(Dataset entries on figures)
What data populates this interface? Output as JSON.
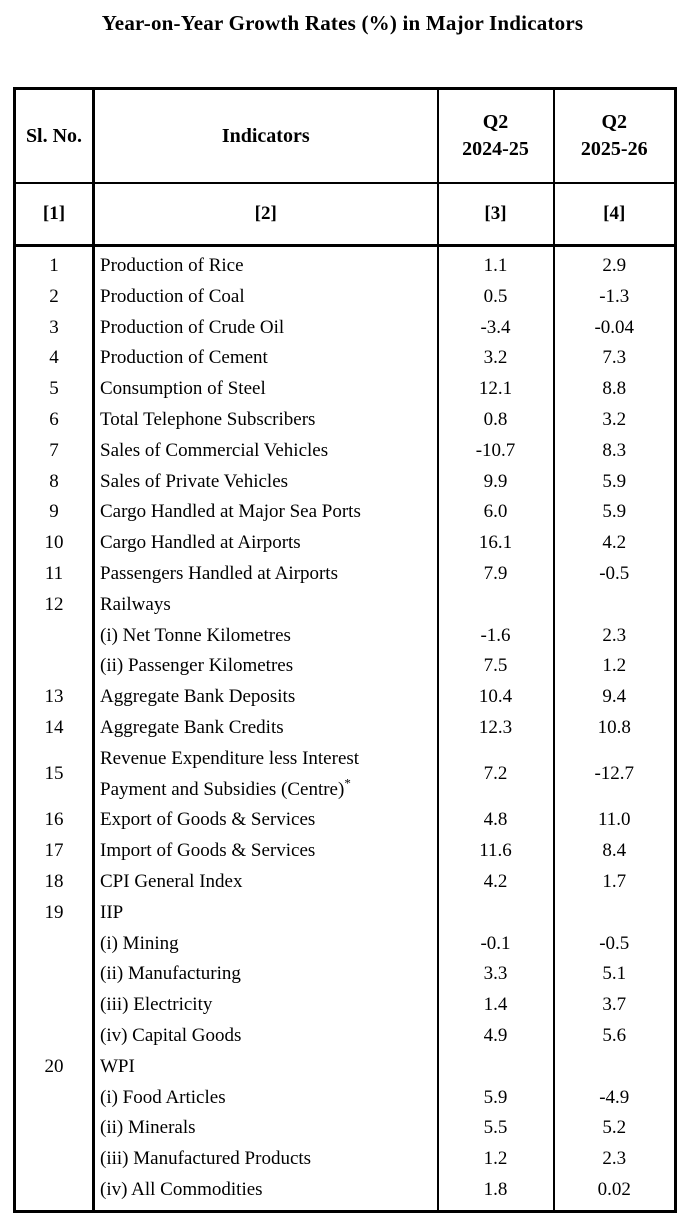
{
  "title": "Year-on-Year Growth Rates (%) in Major Indicators",
  "table": {
    "columns": [
      {
        "key": "sl",
        "header": "Sl. No.",
        "index_label": "[1]"
      },
      {
        "key": "indicator",
        "header": "Indicators",
        "index_label": "[2]"
      },
      {
        "key": "q2_2024_25",
        "header_lines": [
          "Q2",
          "2024-25"
        ],
        "index_label": "[3]"
      },
      {
        "key": "q2_2025_26",
        "header_lines": [
          "Q2",
          "2025-26"
        ],
        "index_label": "[4]"
      }
    ],
    "rows": [
      {
        "sl": "1",
        "indicator": "Production of Rice",
        "q2_2024_25": "1.1",
        "q2_2025_26": "2.9"
      },
      {
        "sl": "2",
        "indicator": "Production of Coal",
        "q2_2024_25": "0.5",
        "q2_2025_26": "-1.3"
      },
      {
        "sl": "3",
        "indicator": "Production of Crude Oil",
        "q2_2024_25": "-3.4",
        "q2_2025_26": "-0.04"
      },
      {
        "sl": "4",
        "indicator": "Production of Cement",
        "q2_2024_25": "3.2",
        "q2_2025_26": "7.3"
      },
      {
        "sl": "5",
        "indicator": "Consumption of Steel",
        "q2_2024_25": "12.1",
        "q2_2025_26": "8.8"
      },
      {
        "sl": "6",
        "indicator": "Total Telephone Subscribers",
        "q2_2024_25": "0.8",
        "q2_2025_26": "3.2"
      },
      {
        "sl": "7",
        "indicator": "Sales of Commercial Vehicles",
        "q2_2024_25": "-10.7",
        "q2_2025_26": "8.3"
      },
      {
        "sl": "8",
        "indicator": "Sales of Private Vehicles",
        "q2_2024_25": "9.9",
        "q2_2025_26": "5.9"
      },
      {
        "sl": "9",
        "indicator": "Cargo Handled at Major Sea Ports",
        "q2_2024_25": "6.0",
        "q2_2025_26": "5.9"
      },
      {
        "sl": "10",
        "indicator": "Cargo Handled at Airports",
        "q2_2024_25": "16.1",
        "q2_2025_26": "4.2"
      },
      {
        "sl": "11",
        "indicator": "Passengers Handled at Airports",
        "q2_2024_25": "7.9",
        "q2_2025_26": "-0.5"
      },
      {
        "sl": "12",
        "indicator": "Railways",
        "q2_2024_25": "",
        "q2_2025_26": ""
      },
      {
        "sl": "",
        "indicator": "(i) Net Tonne Kilometres",
        "q2_2024_25": "-1.6",
        "q2_2025_26": "2.3"
      },
      {
        "sl": "",
        "indicator": "(ii) Passenger Kilometres",
        "q2_2024_25": "7.5",
        "q2_2025_26": "1.2"
      },
      {
        "sl": "13",
        "indicator": "Aggregate Bank Deposits",
        "q2_2024_25": "10.4",
        "q2_2025_26": "9.4"
      },
      {
        "sl": "14",
        "indicator": "Aggregate Bank Credits",
        "q2_2024_25": "12.3",
        "q2_2025_26": "10.8"
      },
      {
        "sl": "15",
        "indicator_lines": [
          "Revenue Expenditure less Interest",
          "Payment and Subsidies (Centre)"
        ],
        "indicator_superscript": "*",
        "q2_2024_25": "7.2",
        "q2_2025_26": "-12.7"
      },
      {
        "sl": "16",
        "indicator": "Export of Goods & Services",
        "q2_2024_25": "4.8",
        "q2_2025_26": "11.0"
      },
      {
        "sl": "17",
        "indicator": "Import of Goods & Services",
        "q2_2024_25": "11.6",
        "q2_2025_26": "8.4"
      },
      {
        "sl": "18",
        "indicator": "CPI General Index",
        "q2_2024_25": "4.2",
        "q2_2025_26": "1.7"
      },
      {
        "sl": "19",
        "indicator": "IIP",
        "q2_2024_25": "",
        "q2_2025_26": ""
      },
      {
        "sl": "",
        "indicator": "(i) Mining",
        "q2_2024_25": "-0.1",
        "q2_2025_26": "-0.5"
      },
      {
        "sl": "",
        "indicator": "(ii) Manufacturing",
        "q2_2024_25": "3.3",
        "q2_2025_26": "5.1"
      },
      {
        "sl": "",
        "indicator": "(iii) Electricity",
        "q2_2024_25": "1.4",
        "q2_2025_26": "3.7"
      },
      {
        "sl": "",
        "indicator": "(iv) Capital Goods",
        "q2_2024_25": "4.9",
        "q2_2025_26": "5.6"
      },
      {
        "sl": "20",
        "indicator": "WPI",
        "q2_2024_25": "",
        "q2_2025_26": ""
      },
      {
        "sl": "",
        "indicator": "(i) Food Articles",
        "q2_2024_25": "5.9",
        "q2_2025_26": "-4.9"
      },
      {
        "sl": "",
        "indicator": "(ii) Minerals",
        "q2_2024_25": "5.5",
        "q2_2025_26": "5.2"
      },
      {
        "sl": "",
        "indicator": "(iii) Manufactured Products",
        "q2_2024_25": "1.2",
        "q2_2025_26": "2.3"
      },
      {
        "sl": "",
        "indicator": "(iv) All Commodities",
        "q2_2024_25": "1.8",
        "q2_2025_26": "0.02"
      }
    ]
  }
}
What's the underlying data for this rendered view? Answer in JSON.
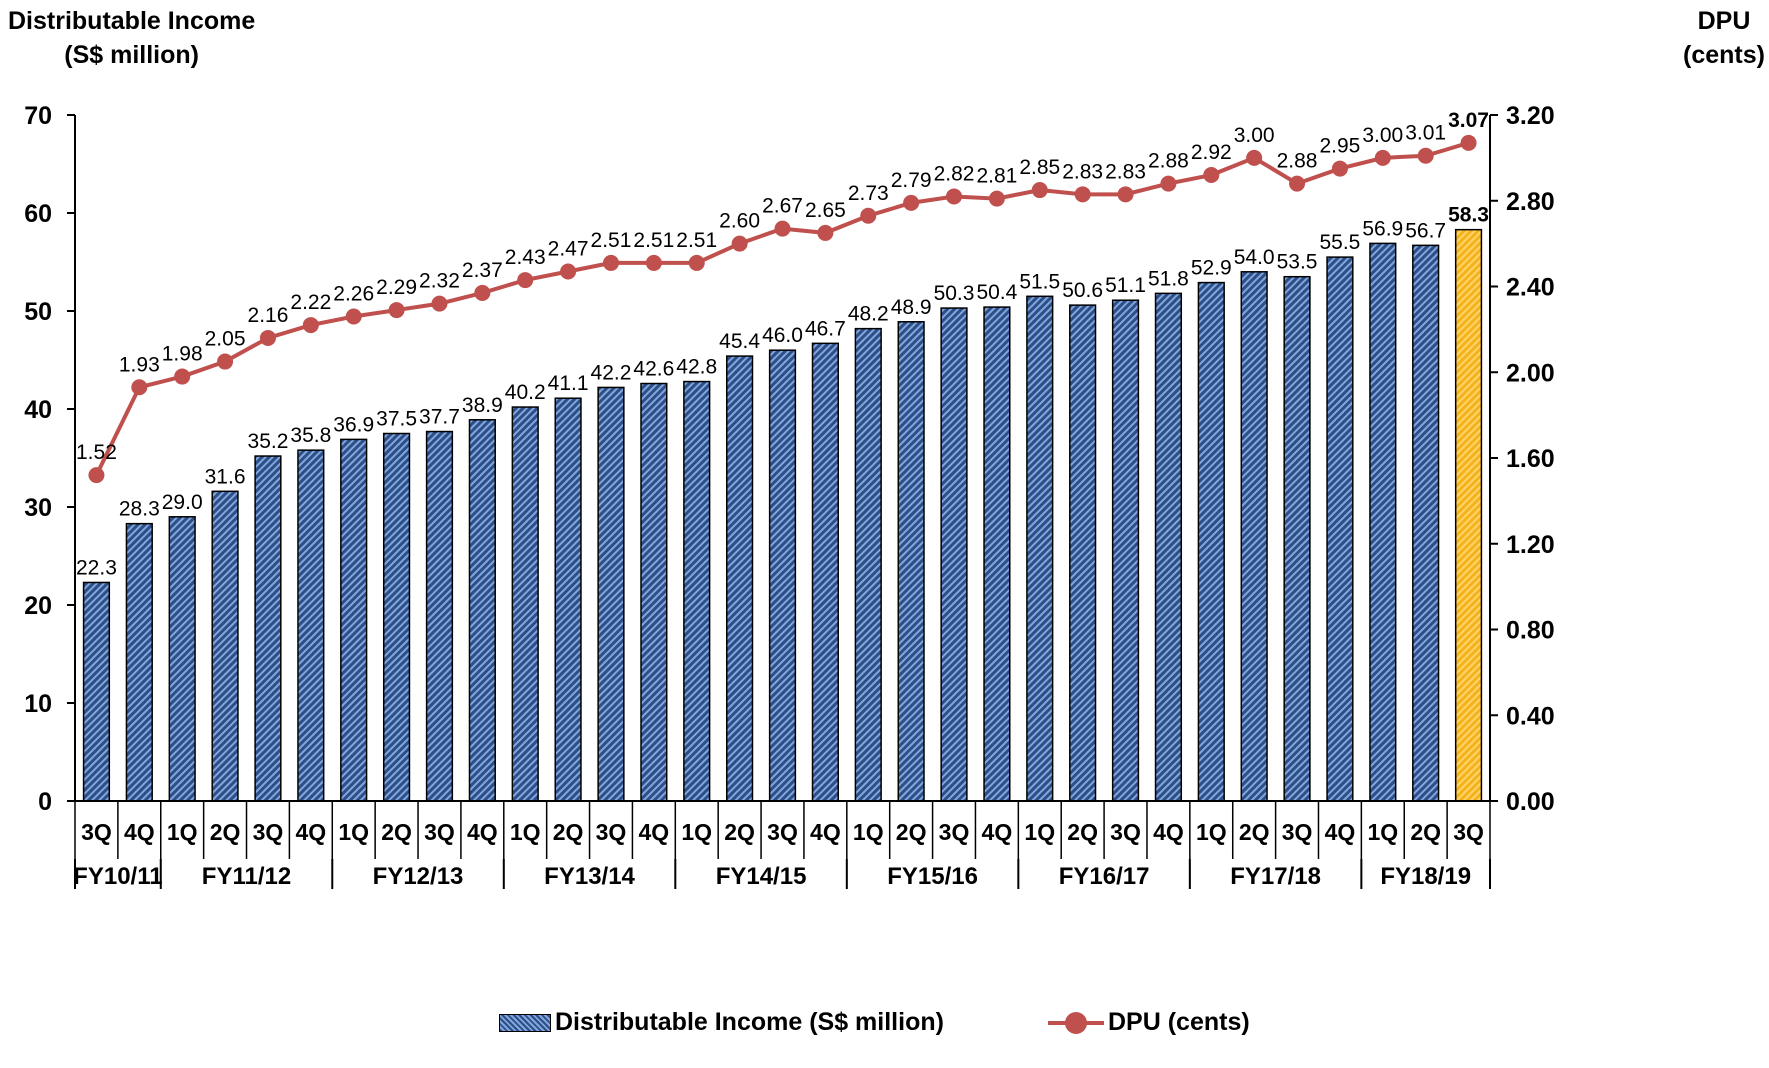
{
  "chart_data": {
    "type": "bar",
    "left_axis_title": [
      "Distributable Income",
      "(S$ million)"
    ],
    "right_axis_title": [
      "DPU",
      "(cents)"
    ],
    "left_ylim": [
      0,
      70
    ],
    "left_ticks": [
      "0",
      "10",
      "20",
      "30",
      "40",
      "50",
      "60",
      "70"
    ],
    "right_ylim": [
      0,
      3.2
    ],
    "right_ticks": [
      "0.00",
      "0.40",
      "0.80",
      "1.20",
      "1.60",
      "2.00",
      "2.40",
      "2.80",
      "3.20"
    ],
    "quarters": [
      "3Q",
      "4Q",
      "1Q",
      "2Q",
      "3Q",
      "4Q",
      "1Q",
      "2Q",
      "3Q",
      "4Q",
      "1Q",
      "2Q",
      "3Q",
      "4Q",
      "1Q",
      "2Q",
      "3Q",
      "4Q",
      "1Q",
      "2Q",
      "3Q",
      "4Q",
      "1Q",
      "2Q",
      "3Q",
      "4Q",
      "1Q",
      "2Q",
      "3Q",
      "4Q",
      "1Q",
      "2Q",
      "3Q"
    ],
    "fiscal_years": [
      {
        "label": "FY10/11",
        "count": 2
      },
      {
        "label": "FY11/12",
        "count": 4
      },
      {
        "label": "FY12/13",
        "count": 4
      },
      {
        "label": "FY13/14",
        "count": 4
      },
      {
        "label": "FY14/15",
        "count": 4
      },
      {
        "label": "FY15/16",
        "count": 4
      },
      {
        "label": "FY16/17",
        "count": 4
      },
      {
        "label": "FY17/18",
        "count": 4
      },
      {
        "label": "FY18/19",
        "count": 3
      }
    ],
    "series": [
      {
        "name": "Distributable Income (S$ million)",
        "type": "bar",
        "axis": "left",
        "color": "#2e4e87",
        "highlight_color": "#f5b21d",
        "values": [
          22.3,
          28.3,
          29.0,
          31.6,
          35.2,
          35.8,
          36.9,
          37.5,
          37.7,
          38.9,
          40.2,
          41.1,
          42.2,
          42.6,
          42.8,
          45.4,
          46.0,
          46.7,
          48.2,
          48.9,
          50.3,
          50.4,
          51.5,
          50.6,
          51.1,
          51.8,
          52.9,
          54.0,
          53.5,
          55.5,
          56.9,
          56.7,
          58.3
        ],
        "labels": [
          "22.3",
          "28.3",
          "29.0",
          "31.6",
          "35.2",
          "35.8",
          "36.9",
          "37.5",
          "37.7",
          "38.9",
          "40.2",
          "41.1",
          "42.2",
          "42.6",
          "42.8",
          "45.4",
          "46.0",
          "46.7",
          "48.2",
          "48.9",
          "50.3",
          "50.4",
          "51.5",
          "50.6",
          "51.1",
          "51.8",
          "52.9",
          "54.0",
          "53.5",
          "55.5",
          "56.9",
          "56.7",
          "58.3"
        ]
      },
      {
        "name": "DPU (cents)",
        "type": "line",
        "axis": "right",
        "color": "#c0504d",
        "values": [
          1.52,
          1.93,
          1.98,
          2.05,
          2.16,
          2.22,
          2.26,
          2.29,
          2.32,
          2.37,
          2.43,
          2.47,
          2.51,
          2.51,
          2.51,
          2.6,
          2.67,
          2.65,
          2.73,
          2.79,
          2.82,
          2.81,
          2.85,
          2.83,
          2.83,
          2.88,
          2.92,
          3.0,
          2.88,
          2.95,
          3.0,
          3.01,
          3.07
        ],
        "labels": [
          "1.52",
          "1.93",
          "1.98",
          "2.05",
          "2.16",
          "2.22",
          "2.26",
          "2.29",
          "2.32",
          "2.37",
          "2.43",
          "2.47",
          "2.51",
          "2.51",
          "2.51",
          "2.60",
          "2.67",
          "2.65",
          "2.73",
          "2.79",
          "2.82",
          "2.81",
          "2.85",
          "2.83",
          "2.83",
          "2.88",
          "2.92",
          "3.00",
          "2.88",
          "2.95",
          "3.00",
          "3.01",
          "3.07"
        ]
      }
    ],
    "legend_position": "bottom",
    "grid": false
  }
}
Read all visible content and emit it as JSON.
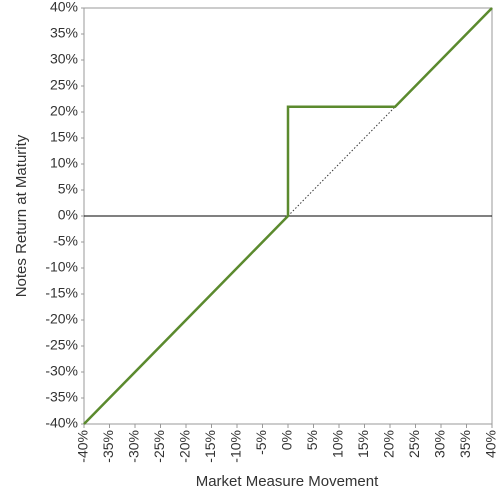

Stated goal >> Where a line contains the string "Cargo", extract that line.

Full answer >>
        "indicator": "Cargo Handled at Major Sea Ports",
        "indicator": "Cargo Handled at Airports",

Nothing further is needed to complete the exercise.